_TASK GOAL_: Work out the number of lines containing "text". Give that number alone.

Records from a data source:
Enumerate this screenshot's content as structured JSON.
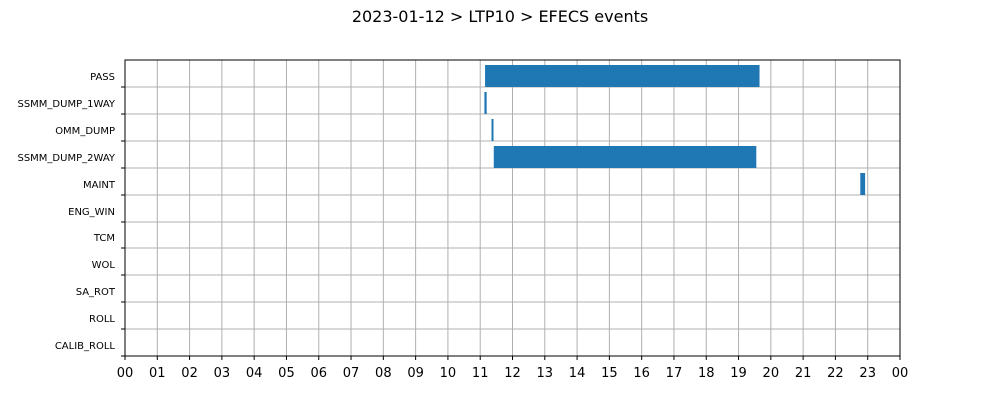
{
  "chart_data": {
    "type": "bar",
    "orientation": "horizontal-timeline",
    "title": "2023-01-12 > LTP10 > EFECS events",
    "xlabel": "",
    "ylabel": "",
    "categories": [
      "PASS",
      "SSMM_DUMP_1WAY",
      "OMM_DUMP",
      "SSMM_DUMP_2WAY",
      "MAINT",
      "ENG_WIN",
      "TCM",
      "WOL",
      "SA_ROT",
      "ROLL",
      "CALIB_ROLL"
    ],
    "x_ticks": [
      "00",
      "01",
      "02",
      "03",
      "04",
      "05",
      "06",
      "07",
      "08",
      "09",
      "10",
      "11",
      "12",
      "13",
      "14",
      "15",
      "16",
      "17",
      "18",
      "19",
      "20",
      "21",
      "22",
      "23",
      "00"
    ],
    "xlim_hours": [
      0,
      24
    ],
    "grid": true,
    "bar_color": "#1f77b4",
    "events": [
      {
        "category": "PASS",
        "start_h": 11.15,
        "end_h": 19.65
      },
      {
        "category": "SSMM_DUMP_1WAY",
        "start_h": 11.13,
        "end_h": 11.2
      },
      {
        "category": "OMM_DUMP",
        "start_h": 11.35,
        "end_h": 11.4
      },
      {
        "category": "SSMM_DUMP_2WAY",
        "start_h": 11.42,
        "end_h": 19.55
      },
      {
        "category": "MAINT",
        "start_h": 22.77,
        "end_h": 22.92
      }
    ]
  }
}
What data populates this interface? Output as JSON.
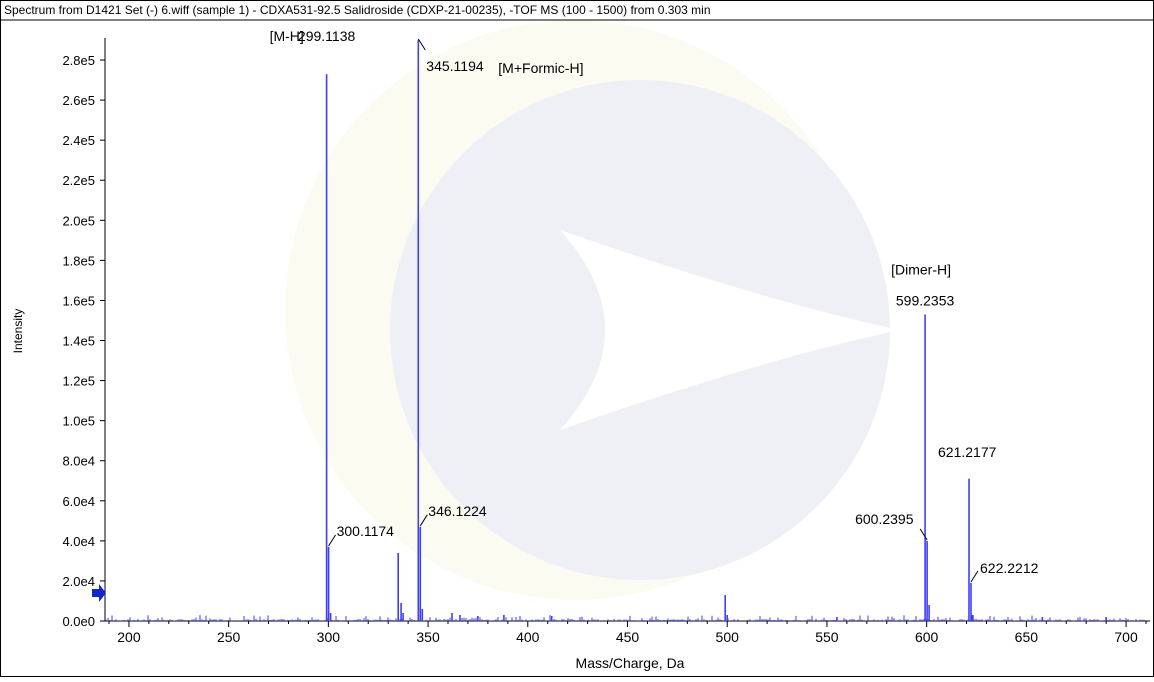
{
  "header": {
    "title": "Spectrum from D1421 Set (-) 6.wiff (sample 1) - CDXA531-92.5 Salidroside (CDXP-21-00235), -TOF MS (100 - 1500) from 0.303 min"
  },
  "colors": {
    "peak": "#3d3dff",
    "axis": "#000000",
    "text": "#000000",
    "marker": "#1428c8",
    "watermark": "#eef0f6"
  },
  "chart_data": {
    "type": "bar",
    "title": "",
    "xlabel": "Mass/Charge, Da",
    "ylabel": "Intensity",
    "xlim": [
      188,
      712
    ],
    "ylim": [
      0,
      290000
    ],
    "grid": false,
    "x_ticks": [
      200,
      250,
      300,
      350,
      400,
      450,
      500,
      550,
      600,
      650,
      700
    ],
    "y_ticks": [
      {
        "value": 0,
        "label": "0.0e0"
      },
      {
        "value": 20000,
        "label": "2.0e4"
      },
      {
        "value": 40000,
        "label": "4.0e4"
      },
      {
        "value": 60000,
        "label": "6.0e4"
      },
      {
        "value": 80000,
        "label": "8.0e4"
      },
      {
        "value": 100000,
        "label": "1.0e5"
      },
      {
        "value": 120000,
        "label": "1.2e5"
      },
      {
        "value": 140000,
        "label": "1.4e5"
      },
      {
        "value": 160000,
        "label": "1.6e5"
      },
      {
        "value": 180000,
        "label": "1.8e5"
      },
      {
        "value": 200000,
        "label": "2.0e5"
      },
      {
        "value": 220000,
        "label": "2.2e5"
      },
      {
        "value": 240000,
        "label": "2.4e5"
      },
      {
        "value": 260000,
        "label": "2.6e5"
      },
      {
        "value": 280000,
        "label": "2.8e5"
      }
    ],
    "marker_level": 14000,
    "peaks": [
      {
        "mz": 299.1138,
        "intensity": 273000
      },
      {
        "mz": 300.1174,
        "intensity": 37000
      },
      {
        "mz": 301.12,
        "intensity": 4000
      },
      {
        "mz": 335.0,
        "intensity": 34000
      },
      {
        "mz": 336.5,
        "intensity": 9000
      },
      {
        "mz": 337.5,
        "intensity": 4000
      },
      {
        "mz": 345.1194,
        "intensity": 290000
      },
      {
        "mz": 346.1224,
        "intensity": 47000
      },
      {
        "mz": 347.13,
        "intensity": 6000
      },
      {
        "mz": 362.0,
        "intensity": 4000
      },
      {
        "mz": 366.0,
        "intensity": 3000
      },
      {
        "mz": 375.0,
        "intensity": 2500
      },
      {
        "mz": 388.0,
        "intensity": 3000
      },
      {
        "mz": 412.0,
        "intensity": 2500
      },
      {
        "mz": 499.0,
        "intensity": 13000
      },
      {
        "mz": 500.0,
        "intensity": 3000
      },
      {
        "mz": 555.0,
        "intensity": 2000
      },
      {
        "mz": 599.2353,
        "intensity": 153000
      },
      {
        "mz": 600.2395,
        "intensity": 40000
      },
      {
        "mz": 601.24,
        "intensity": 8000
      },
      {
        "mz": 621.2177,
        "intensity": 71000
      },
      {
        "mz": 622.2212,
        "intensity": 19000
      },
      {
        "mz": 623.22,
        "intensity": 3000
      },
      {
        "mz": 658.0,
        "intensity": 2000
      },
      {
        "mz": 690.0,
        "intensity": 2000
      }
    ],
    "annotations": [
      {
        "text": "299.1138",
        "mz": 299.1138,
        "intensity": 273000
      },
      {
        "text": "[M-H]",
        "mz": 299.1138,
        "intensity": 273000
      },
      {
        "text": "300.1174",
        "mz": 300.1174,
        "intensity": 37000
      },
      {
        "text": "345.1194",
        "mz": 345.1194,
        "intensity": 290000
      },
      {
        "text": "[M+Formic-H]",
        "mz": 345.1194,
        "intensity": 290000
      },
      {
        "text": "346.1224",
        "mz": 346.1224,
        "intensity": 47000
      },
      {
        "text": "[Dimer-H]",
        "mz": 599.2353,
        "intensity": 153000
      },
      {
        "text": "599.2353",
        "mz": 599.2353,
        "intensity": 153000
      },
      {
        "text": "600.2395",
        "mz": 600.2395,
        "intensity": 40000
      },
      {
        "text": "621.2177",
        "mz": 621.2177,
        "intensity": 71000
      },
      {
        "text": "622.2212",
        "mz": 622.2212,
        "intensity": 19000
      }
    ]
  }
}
* * *
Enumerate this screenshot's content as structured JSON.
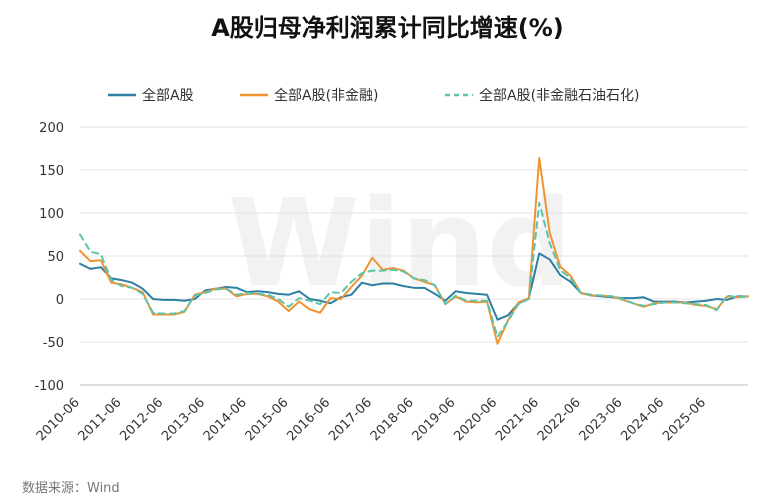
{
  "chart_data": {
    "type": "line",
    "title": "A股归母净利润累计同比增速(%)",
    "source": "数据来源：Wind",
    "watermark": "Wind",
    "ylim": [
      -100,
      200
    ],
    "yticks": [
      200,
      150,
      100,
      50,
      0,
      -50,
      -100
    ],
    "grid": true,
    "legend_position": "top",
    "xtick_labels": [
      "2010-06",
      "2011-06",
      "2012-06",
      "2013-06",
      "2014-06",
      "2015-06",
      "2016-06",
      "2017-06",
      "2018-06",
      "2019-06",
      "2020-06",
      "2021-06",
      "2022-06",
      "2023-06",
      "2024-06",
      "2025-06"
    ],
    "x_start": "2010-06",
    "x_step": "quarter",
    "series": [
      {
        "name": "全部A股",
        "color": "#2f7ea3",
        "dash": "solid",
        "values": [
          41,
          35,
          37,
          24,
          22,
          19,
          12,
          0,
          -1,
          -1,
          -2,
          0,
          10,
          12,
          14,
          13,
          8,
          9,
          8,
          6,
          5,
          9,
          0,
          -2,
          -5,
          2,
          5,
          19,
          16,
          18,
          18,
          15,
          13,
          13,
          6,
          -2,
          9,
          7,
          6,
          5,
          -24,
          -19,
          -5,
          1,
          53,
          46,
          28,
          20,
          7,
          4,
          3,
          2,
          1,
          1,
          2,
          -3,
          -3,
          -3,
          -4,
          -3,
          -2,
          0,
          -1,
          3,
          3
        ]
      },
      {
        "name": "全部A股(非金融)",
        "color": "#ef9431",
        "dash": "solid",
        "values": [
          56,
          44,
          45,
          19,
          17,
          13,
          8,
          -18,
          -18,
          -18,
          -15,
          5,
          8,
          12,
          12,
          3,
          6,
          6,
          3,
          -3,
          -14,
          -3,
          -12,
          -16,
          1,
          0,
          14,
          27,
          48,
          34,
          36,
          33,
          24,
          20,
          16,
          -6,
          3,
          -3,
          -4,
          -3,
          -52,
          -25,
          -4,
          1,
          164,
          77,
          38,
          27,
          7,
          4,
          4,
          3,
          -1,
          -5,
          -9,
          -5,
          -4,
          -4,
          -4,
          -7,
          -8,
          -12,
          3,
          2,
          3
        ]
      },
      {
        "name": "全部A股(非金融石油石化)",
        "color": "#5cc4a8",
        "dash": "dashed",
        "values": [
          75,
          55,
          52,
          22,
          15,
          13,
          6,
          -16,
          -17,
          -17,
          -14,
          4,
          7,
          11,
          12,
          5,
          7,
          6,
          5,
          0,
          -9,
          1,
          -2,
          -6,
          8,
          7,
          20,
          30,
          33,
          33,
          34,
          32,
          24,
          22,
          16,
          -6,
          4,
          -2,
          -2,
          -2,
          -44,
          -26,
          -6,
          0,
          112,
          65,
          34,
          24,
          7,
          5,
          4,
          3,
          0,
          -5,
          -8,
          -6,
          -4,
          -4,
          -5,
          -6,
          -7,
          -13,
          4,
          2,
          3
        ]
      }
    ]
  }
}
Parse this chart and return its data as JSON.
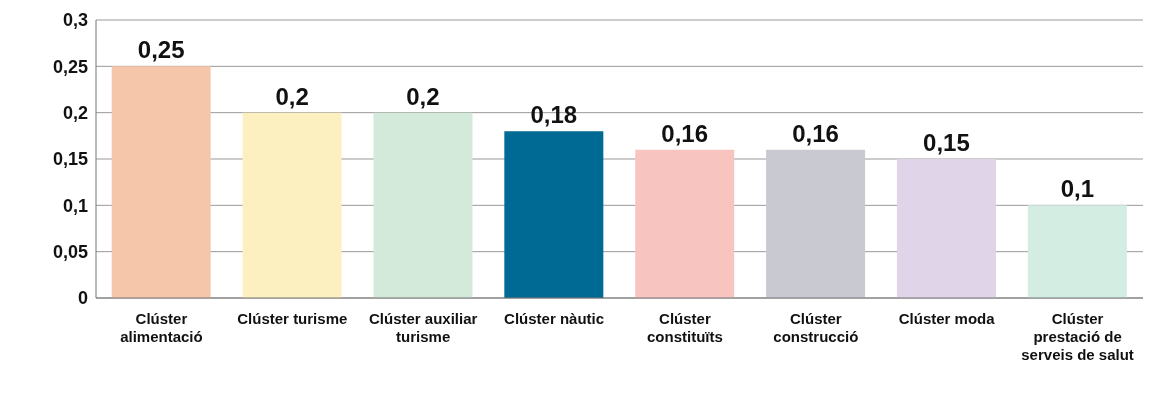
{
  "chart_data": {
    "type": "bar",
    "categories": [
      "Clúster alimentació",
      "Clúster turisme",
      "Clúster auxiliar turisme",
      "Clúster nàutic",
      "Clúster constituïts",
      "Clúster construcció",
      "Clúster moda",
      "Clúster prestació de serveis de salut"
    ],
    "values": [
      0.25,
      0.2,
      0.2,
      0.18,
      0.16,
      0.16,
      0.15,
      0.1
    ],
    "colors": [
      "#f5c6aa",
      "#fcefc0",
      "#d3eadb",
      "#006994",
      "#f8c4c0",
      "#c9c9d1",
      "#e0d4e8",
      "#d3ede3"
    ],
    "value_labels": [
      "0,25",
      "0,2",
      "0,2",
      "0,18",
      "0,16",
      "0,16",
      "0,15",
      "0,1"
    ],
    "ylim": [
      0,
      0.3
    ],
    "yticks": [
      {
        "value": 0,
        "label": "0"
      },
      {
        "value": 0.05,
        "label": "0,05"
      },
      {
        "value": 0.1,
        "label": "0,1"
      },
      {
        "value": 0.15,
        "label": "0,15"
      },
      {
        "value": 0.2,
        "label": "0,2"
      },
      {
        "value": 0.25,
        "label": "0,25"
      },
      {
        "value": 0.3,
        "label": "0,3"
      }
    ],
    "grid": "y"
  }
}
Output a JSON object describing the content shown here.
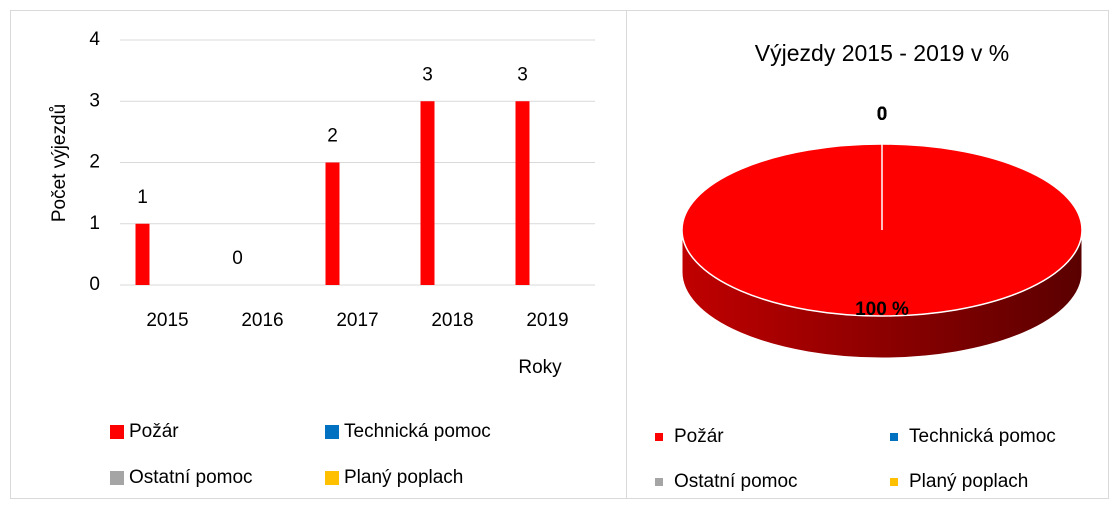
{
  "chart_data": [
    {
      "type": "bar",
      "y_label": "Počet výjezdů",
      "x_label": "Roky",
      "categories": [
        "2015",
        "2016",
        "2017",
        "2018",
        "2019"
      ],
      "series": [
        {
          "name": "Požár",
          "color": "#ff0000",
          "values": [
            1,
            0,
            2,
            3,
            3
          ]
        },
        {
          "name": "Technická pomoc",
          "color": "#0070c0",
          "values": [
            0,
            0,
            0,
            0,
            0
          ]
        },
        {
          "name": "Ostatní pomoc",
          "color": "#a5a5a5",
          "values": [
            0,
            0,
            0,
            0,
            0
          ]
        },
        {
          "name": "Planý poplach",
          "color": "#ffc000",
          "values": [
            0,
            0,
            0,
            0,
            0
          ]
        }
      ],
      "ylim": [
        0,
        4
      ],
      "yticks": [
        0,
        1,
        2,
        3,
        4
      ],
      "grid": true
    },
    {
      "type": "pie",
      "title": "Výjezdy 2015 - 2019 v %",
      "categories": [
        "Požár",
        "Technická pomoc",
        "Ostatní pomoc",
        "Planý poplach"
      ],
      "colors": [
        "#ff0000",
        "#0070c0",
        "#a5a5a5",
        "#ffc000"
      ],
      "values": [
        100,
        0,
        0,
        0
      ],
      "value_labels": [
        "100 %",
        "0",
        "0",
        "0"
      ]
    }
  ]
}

_ANSWER BELOW_: 12